● Work instructions:
Copy out all lines carrying the word "SDTVAR".

● Supplied information:
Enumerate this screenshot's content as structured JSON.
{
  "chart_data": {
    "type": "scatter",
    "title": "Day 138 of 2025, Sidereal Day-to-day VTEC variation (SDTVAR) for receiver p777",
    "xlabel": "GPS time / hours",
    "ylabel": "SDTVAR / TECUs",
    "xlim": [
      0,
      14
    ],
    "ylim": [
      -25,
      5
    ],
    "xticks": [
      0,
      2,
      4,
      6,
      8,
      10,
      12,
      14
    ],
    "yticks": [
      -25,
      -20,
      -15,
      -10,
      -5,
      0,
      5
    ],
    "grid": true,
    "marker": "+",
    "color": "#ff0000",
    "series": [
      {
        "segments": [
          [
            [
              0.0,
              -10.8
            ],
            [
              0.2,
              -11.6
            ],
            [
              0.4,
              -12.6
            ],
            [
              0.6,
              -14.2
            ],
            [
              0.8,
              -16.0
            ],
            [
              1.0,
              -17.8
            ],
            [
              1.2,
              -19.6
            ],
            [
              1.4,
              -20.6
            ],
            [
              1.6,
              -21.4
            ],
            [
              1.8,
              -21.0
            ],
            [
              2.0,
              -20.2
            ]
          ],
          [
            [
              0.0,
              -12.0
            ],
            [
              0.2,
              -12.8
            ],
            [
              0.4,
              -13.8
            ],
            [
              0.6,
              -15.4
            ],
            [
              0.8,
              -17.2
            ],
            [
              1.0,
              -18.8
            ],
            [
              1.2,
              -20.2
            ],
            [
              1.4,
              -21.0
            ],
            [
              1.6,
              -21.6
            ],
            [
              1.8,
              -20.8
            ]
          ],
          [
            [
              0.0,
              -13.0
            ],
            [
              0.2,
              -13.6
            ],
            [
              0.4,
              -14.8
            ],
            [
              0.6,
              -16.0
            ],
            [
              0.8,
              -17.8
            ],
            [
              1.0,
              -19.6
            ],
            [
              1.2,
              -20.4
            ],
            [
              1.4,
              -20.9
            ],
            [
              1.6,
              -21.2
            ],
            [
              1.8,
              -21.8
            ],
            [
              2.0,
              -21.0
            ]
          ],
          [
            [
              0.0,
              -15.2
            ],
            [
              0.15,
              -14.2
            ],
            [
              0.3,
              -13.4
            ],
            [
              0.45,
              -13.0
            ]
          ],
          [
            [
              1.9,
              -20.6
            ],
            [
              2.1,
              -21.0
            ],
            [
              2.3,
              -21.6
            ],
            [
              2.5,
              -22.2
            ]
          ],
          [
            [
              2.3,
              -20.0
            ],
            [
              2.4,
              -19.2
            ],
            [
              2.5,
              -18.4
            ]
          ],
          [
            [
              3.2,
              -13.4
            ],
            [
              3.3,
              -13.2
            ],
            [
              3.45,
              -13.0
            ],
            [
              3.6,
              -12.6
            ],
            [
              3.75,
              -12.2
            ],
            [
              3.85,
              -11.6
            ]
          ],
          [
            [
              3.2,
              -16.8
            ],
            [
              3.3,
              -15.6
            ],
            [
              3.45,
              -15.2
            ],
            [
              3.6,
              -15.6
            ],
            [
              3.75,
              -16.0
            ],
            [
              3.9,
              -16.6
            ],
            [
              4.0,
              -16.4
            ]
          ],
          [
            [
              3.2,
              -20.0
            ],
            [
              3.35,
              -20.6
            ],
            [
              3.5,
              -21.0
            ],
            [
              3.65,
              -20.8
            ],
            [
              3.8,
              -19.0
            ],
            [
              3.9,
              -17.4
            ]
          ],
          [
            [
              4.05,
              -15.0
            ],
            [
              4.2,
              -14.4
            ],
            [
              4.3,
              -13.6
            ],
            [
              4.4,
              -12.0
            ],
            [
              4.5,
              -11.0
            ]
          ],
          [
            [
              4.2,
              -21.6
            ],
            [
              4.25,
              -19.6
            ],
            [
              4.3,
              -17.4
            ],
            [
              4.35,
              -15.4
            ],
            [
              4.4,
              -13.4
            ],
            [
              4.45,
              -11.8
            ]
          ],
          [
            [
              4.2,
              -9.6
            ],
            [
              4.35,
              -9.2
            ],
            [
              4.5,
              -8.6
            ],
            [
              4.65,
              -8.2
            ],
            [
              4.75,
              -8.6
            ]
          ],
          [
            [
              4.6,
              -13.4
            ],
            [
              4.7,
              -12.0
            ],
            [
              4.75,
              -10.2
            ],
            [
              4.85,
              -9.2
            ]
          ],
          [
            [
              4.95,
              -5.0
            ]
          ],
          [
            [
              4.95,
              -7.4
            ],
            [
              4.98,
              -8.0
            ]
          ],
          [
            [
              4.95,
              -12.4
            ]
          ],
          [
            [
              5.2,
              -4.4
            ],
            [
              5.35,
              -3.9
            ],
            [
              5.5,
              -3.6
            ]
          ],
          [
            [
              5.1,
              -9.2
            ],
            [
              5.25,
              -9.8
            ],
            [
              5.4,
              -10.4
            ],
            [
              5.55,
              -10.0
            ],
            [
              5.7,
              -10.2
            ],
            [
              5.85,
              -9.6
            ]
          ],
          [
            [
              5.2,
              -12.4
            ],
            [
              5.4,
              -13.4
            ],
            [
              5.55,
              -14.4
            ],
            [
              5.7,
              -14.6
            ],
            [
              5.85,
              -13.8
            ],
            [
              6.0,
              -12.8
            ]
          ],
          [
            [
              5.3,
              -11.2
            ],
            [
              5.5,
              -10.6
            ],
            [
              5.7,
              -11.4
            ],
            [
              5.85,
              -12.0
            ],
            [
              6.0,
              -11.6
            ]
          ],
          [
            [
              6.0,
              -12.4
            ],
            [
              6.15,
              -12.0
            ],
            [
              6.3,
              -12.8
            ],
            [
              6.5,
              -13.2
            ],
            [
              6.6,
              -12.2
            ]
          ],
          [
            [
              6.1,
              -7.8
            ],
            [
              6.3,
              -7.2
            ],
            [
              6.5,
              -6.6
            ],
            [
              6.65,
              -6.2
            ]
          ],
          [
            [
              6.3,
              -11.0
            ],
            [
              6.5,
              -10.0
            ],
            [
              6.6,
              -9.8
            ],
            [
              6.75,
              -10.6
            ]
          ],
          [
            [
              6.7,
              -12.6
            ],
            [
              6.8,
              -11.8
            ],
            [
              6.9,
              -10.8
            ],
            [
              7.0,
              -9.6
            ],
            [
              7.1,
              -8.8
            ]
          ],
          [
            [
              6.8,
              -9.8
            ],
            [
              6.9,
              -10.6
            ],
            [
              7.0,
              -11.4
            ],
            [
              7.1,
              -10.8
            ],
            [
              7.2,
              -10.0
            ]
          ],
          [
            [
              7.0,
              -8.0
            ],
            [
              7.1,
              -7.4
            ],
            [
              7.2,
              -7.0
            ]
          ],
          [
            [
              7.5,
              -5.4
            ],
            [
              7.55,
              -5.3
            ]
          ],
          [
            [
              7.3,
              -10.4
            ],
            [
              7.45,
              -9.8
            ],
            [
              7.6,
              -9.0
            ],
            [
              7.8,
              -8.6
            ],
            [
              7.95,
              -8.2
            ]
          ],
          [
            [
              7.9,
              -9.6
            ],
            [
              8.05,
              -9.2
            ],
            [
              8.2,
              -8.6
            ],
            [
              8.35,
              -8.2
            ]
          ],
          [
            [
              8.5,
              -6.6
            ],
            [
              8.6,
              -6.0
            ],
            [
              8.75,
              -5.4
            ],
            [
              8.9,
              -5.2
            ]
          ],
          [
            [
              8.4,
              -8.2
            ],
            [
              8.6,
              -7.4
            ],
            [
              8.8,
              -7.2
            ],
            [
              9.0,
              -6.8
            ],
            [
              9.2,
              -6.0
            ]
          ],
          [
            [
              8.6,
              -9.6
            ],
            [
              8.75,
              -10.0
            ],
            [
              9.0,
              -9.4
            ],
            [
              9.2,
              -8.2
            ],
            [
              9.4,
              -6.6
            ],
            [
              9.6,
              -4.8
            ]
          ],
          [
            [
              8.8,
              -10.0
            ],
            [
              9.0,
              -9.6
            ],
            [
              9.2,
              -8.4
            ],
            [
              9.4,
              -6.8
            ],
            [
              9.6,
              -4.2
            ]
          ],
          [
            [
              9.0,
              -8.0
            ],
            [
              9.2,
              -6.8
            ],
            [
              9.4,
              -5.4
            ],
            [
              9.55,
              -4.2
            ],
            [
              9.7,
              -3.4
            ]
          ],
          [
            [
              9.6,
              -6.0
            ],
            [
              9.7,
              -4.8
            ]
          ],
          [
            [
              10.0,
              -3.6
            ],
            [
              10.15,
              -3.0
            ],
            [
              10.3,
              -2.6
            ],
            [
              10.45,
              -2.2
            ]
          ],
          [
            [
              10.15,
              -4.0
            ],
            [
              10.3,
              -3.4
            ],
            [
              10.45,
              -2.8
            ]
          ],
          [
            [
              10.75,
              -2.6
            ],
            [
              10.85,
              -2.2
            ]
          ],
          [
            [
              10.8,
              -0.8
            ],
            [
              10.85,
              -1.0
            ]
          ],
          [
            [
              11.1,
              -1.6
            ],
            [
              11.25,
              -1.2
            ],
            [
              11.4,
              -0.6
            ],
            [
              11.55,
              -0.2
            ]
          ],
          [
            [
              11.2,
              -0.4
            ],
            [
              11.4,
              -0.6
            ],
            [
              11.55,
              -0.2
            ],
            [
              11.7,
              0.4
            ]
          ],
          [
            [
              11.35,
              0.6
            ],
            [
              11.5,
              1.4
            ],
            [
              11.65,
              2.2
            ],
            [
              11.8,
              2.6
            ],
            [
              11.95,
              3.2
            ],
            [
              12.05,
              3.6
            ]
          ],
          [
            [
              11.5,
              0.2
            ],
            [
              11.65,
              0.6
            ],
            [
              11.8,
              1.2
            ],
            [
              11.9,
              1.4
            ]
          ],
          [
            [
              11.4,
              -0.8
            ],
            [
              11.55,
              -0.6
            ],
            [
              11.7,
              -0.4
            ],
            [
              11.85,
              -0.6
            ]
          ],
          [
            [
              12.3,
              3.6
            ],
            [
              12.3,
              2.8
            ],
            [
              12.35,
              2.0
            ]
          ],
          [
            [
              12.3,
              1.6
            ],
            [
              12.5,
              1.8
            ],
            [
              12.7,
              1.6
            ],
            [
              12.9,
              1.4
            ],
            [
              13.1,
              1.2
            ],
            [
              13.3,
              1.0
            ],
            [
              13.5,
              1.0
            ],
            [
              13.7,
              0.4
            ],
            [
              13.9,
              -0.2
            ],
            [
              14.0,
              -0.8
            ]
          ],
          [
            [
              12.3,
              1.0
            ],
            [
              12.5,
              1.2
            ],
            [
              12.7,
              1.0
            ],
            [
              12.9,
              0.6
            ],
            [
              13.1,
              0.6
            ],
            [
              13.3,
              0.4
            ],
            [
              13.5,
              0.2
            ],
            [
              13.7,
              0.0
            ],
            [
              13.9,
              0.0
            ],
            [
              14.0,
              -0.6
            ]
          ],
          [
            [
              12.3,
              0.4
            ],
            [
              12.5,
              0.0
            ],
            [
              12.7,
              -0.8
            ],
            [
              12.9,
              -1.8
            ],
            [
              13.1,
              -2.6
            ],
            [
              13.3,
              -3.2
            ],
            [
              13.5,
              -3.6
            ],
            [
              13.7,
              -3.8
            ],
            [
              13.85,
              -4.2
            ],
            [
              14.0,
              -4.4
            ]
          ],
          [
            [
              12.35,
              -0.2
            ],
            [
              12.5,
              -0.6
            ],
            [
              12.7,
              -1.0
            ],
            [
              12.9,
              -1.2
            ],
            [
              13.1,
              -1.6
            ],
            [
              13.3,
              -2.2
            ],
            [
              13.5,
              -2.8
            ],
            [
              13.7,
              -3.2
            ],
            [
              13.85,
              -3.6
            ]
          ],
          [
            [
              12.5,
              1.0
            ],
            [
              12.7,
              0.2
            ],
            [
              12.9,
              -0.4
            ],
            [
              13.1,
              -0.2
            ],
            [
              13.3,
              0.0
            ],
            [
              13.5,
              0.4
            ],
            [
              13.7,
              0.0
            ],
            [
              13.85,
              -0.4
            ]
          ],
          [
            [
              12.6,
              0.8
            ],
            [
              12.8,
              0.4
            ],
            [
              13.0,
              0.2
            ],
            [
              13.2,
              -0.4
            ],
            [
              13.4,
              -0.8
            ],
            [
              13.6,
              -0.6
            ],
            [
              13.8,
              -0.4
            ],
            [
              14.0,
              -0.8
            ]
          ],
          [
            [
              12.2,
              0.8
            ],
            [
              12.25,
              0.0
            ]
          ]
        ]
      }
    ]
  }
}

● Written solution:
    "title": "Day 138 of 2025, Sidereal Day-to-day VTEC variation (SDTVAR) for receiver p777",
    "ylabel": "SDTVAR / TECUs",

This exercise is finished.